Record set:
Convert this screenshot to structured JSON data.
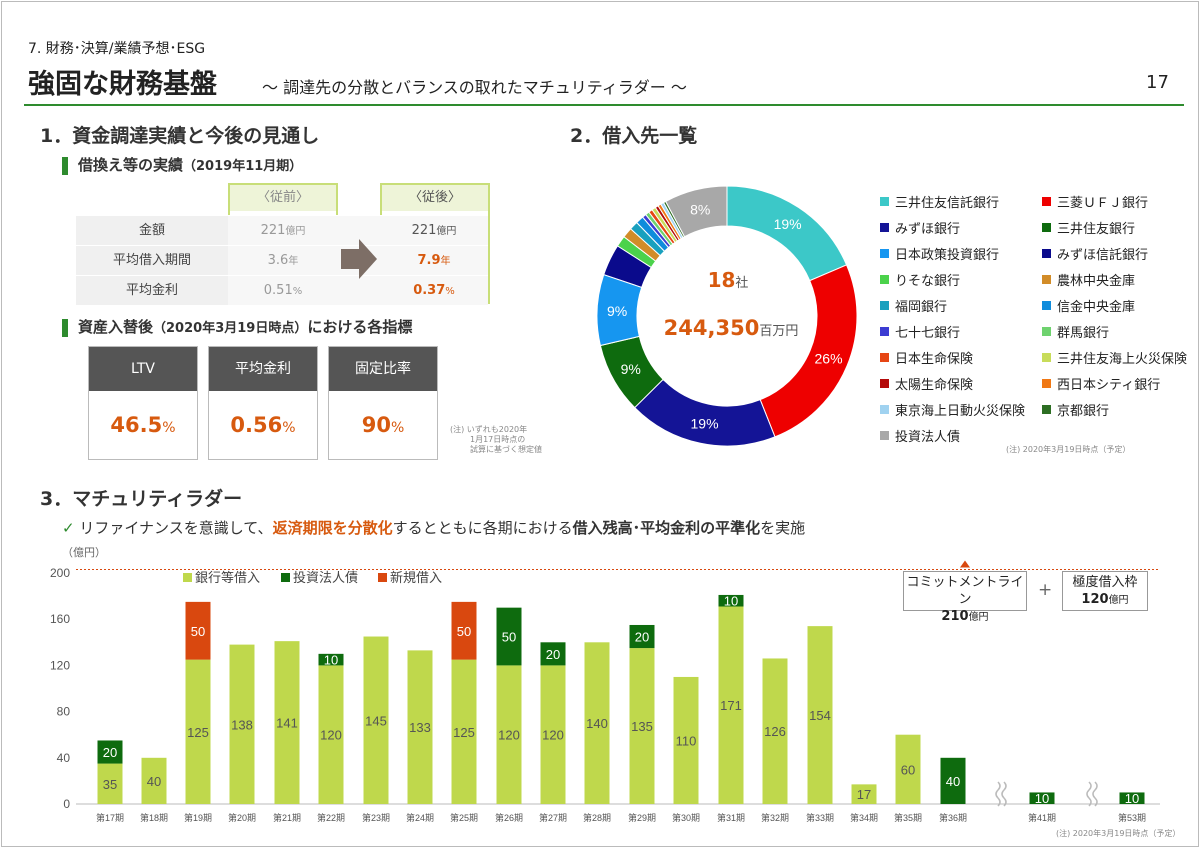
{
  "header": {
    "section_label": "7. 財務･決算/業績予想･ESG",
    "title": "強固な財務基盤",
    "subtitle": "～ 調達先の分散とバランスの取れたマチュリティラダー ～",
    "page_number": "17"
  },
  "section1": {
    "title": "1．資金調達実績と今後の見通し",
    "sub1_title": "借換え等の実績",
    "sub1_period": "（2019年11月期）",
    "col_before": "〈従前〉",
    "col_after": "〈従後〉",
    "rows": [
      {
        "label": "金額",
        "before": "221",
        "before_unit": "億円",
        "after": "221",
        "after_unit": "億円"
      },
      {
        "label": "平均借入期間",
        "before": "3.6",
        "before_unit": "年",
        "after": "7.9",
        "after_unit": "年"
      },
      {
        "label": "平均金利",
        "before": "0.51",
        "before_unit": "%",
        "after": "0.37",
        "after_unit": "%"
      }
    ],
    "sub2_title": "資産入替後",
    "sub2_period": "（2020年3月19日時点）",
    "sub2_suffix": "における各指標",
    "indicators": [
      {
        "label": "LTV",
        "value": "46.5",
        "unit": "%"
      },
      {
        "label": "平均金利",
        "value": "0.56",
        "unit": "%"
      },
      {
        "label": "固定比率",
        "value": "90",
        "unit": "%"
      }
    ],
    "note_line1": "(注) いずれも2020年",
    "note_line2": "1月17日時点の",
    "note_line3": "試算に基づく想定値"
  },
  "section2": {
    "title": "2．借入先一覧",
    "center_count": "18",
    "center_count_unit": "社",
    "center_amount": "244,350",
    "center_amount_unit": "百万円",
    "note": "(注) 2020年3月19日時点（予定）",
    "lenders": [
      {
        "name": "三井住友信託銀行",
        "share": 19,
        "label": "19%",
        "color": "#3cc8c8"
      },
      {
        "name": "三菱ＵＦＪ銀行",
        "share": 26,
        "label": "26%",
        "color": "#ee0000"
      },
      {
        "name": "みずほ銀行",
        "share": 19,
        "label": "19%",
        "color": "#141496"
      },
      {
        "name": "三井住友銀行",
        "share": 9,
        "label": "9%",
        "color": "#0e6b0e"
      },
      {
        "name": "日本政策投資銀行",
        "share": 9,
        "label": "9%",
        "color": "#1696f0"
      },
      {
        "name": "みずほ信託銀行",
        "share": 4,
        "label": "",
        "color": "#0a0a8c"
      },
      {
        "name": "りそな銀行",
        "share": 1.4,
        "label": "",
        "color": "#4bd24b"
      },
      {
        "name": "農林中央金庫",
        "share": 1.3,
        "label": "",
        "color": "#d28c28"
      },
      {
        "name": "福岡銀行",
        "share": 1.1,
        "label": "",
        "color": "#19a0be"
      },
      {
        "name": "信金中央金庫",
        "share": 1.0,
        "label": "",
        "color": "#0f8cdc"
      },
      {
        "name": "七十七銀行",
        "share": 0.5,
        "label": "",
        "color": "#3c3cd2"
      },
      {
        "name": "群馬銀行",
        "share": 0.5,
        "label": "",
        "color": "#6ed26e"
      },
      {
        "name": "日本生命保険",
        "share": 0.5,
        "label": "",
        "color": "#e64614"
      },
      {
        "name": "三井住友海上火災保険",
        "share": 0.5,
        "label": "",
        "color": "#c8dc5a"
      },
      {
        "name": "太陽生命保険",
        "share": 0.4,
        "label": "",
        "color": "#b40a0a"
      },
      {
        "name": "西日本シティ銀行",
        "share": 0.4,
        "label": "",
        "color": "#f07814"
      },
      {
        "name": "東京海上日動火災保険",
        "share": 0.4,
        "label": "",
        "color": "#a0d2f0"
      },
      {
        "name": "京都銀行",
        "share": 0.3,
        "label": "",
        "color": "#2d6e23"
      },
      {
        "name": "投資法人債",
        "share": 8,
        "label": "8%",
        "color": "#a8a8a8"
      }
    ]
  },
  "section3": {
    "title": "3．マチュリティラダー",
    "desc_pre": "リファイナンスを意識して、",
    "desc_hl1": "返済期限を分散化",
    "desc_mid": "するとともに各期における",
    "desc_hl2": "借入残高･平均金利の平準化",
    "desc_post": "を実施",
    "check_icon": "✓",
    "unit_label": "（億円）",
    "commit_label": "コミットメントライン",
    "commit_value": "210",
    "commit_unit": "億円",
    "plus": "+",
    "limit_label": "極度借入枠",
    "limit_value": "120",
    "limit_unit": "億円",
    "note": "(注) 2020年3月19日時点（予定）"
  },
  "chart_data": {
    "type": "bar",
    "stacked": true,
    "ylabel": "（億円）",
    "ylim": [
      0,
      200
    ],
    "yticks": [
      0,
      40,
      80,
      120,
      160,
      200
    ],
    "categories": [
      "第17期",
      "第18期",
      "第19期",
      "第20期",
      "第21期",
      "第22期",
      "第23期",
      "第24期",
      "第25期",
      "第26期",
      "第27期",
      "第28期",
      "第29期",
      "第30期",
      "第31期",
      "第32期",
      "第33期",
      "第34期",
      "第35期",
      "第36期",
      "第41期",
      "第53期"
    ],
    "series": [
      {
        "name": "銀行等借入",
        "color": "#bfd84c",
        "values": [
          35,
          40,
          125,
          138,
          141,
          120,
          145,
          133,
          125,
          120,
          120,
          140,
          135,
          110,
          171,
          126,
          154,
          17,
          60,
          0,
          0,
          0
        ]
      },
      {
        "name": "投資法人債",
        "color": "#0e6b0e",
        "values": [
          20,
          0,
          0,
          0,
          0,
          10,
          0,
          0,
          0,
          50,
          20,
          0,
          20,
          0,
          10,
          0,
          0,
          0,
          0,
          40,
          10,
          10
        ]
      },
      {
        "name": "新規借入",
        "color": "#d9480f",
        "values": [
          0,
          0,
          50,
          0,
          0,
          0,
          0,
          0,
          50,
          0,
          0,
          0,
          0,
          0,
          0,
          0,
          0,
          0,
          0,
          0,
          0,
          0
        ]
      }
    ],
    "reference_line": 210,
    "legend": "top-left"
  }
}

Your goal: Reproduce the whole listing above word for word, but not its pictures.

Output for this exercise:
Convert this screenshot to structured JSON data.
{
  "header": {
    "section_label": "7. 財務･決算/業績予想･ESG",
    "title": "強固な財務基盤",
    "subtitle": "～ 調達先の分散とバランスの取れたマチュリティラダー ～",
    "page_number": "17"
  },
  "section1": {
    "title": "1．資金調達実績と今後の見通し",
    "sub1_title": "借換え等の実績",
    "sub1_period": "（2019年11月期）",
    "col_before": "〈従前〉",
    "col_after": "〈従後〉",
    "rows": [
      {
        "label": "金額",
        "before": "221",
        "before_unit": "億円",
        "after": "221",
        "after_unit": "億円"
      },
      {
        "label": "平均借入期間",
        "before": "3.6",
        "before_unit": "年",
        "after": "7.9",
        "after_unit": "年"
      },
      {
        "label": "平均金利",
        "before": "0.51",
        "before_unit": "%",
        "after": "0.37",
        "after_unit": "%"
      }
    ],
    "sub2_title": "資産入替後",
    "sub2_period": "（2020年3月19日時点）",
    "sub2_suffix": "における各指標",
    "indicators": [
      {
        "label": "LTV",
        "value": "46.5",
        "unit": "%"
      },
      {
        "label": "平均金利",
        "value": "0.56",
        "unit": "%"
      },
      {
        "label": "固定比率",
        "value": "90",
        "unit": "%"
      }
    ],
    "note_line1": "(注) いずれも2020年",
    "note_line2": "1月17日時点の",
    "note_line3": "試算に基づく想定値"
  },
  "section2": {
    "title": "2．借入先一覧",
    "center_count": "18",
    "center_count_unit": "社",
    "center_amount": "244,350",
    "center_amount_unit": "百万円",
    "note": "(注) 2020年3月19日時点（予定）",
    "lenders": [
      {
        "name": "三井住友信託銀行",
        "share": 19,
        "label": "19%",
        "color": "#3cc8c8"
      },
      {
        "name": "三菱ＵＦＪ銀行",
        "share": 26,
        "label": "26%",
        "color": "#ee0000"
      },
      {
        "name": "みずほ銀行",
        "share": 19,
        "label": "19%",
        "color": "#141496"
      },
      {
        "name": "三井住友銀行",
        "share": 9,
        "label": "9%",
        "color": "#0e6b0e"
      },
      {
        "name": "日本政策投資銀行",
        "share": 9,
        "label": "9%",
        "color": "#1696f0"
      },
      {
        "name": "みずほ信託銀行",
        "share": 4,
        "label": "",
        "color": "#0a0a8c"
      },
      {
        "name": "りそな銀行",
        "share": 1.4,
        "label": "",
        "color": "#4bd24b"
      },
      {
        "name": "農林中央金庫",
        "share": 1.3,
        "label": "",
        "color": "#d28c28"
      },
      {
        "name": "福岡銀行",
        "share": 1.1,
        "label": "",
        "color": "#19a0be"
      },
      {
        "name": "信金中央金庫",
        "share": 1.0,
        "label": "",
        "color": "#0f8cdc"
      },
      {
        "name": "七十七銀行",
        "share": 0.5,
        "label": "",
        "color": "#3c3cd2"
      },
      {
        "name": "群馬銀行",
        "share": 0.5,
        "label": "",
        "color": "#6ed26e"
      },
      {
        "name": "日本生命保険",
        "share": 0.5,
        "label": "",
        "color": "#e64614"
      },
      {
        "name": "三井住友海上火災保険",
        "share": 0.5,
        "label": "",
        "color": "#c8dc5a"
      },
      {
        "name": "太陽生命保険",
        "share": 0.4,
        "label": "",
        "color": "#b40a0a"
      },
      {
        "name": "西日本シティ銀行",
        "share": 0.4,
        "label": "",
        "color": "#f07814"
      },
      {
        "name": "東京海上日動火災保険",
        "share": 0.4,
        "label": "",
        "color": "#a0d2f0"
      },
      {
        "name": "京都銀行",
        "share": 0.3,
        "label": "",
        "color": "#2d6e23"
      },
      {
        "name": "投資法人債",
        "share": 8,
        "label": "8%",
        "color": "#a8a8a8"
      }
    ]
  },
  "section3": {
    "title": "3．マチュリティラダー",
    "desc_pre": "リファイナンスを意識して、",
    "desc_hl1": "返済期限を分散化",
    "desc_mid": "するとともに各期における",
    "desc_hl2": "借入残高･平均金利の平準化",
    "desc_post": "を実施",
    "check_icon": "✓",
    "unit_label": "（億円）",
    "commit_label": "コミットメントライン",
    "commit_value": "210",
    "commit_unit": "億円",
    "plus": "+",
    "limit_label": "極度借入枠",
    "limit_value": "120",
    "limit_unit": "億円",
    "note": "(注) 2020年3月19日時点（予定）"
  },
  "chart_data": {
    "type": "bar",
    "stacked": true,
    "ylabel": "（億円）",
    "ylim": [
      0,
      200
    ],
    "yticks": [
      0,
      40,
      80,
      120,
      160,
      200
    ],
    "categories": [
      "第17期",
      "第18期",
      "第19期",
      "第20期",
      "第21期",
      "第22期",
      "第23期",
      "第24期",
      "第25期",
      "第26期",
      "第27期",
      "第28期",
      "第29期",
      "第30期",
      "第31期",
      "第32期",
      "第33期",
      "第34期",
      "第35期",
      "第36期",
      "第41期",
      "第53期"
    ],
    "series": [
      {
        "name": "銀行等借入",
        "color": "#bfd84c",
        "values": [
          35,
          40,
          125,
          138,
          141,
          120,
          145,
          133,
          125,
          120,
          120,
          140,
          135,
          110,
          171,
          126,
          154,
          17,
          60,
          0,
          0,
          0
        ]
      },
      {
        "name": "投資法人債",
        "color": "#0e6b0e",
        "values": [
          20,
          0,
          0,
          0,
          0,
          10,
          0,
          0,
          0,
          50,
          20,
          0,
          20,
          0,
          10,
          0,
          0,
          0,
          0,
          40,
          10,
          10
        ]
      },
      {
        "name": "新規借入",
        "color": "#d9480f",
        "values": [
          0,
          0,
          50,
          0,
          0,
          0,
          0,
          0,
          50,
          0,
          0,
          0,
          0,
          0,
          0,
          0,
          0,
          0,
          0,
          0,
          0,
          0
        ]
      }
    ],
    "reference_line": 210,
    "legend": "top-left"
  }
}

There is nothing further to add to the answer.